- Work to be completed -
Report each line of the data that includes the word "File".

=== Material provided ===

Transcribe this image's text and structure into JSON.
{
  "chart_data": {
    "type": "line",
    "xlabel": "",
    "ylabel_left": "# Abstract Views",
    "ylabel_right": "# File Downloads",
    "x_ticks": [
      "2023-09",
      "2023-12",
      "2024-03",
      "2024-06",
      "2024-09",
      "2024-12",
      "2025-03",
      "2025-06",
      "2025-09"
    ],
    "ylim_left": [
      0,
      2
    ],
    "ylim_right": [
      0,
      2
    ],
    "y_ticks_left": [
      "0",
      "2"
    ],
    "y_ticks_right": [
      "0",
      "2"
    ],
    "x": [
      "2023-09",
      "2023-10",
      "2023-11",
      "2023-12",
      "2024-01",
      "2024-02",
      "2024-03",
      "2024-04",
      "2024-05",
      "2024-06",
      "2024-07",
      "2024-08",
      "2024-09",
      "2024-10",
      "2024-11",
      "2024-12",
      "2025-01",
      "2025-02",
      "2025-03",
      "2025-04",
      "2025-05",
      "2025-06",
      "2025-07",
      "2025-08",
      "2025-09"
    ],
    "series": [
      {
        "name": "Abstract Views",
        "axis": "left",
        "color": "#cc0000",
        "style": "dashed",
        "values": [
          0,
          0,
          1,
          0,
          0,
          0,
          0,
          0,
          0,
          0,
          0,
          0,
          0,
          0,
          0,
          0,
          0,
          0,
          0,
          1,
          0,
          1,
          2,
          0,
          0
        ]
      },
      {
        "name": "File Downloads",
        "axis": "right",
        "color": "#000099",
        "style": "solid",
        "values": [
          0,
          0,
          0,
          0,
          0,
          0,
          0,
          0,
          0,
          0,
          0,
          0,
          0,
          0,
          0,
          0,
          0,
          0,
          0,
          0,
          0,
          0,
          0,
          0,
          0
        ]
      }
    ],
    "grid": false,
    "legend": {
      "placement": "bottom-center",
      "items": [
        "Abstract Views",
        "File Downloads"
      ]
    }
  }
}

===

- Written solution -
    "ylabel_right": "# File Downloads",
        "name": "File Downloads",
        "File Downloads"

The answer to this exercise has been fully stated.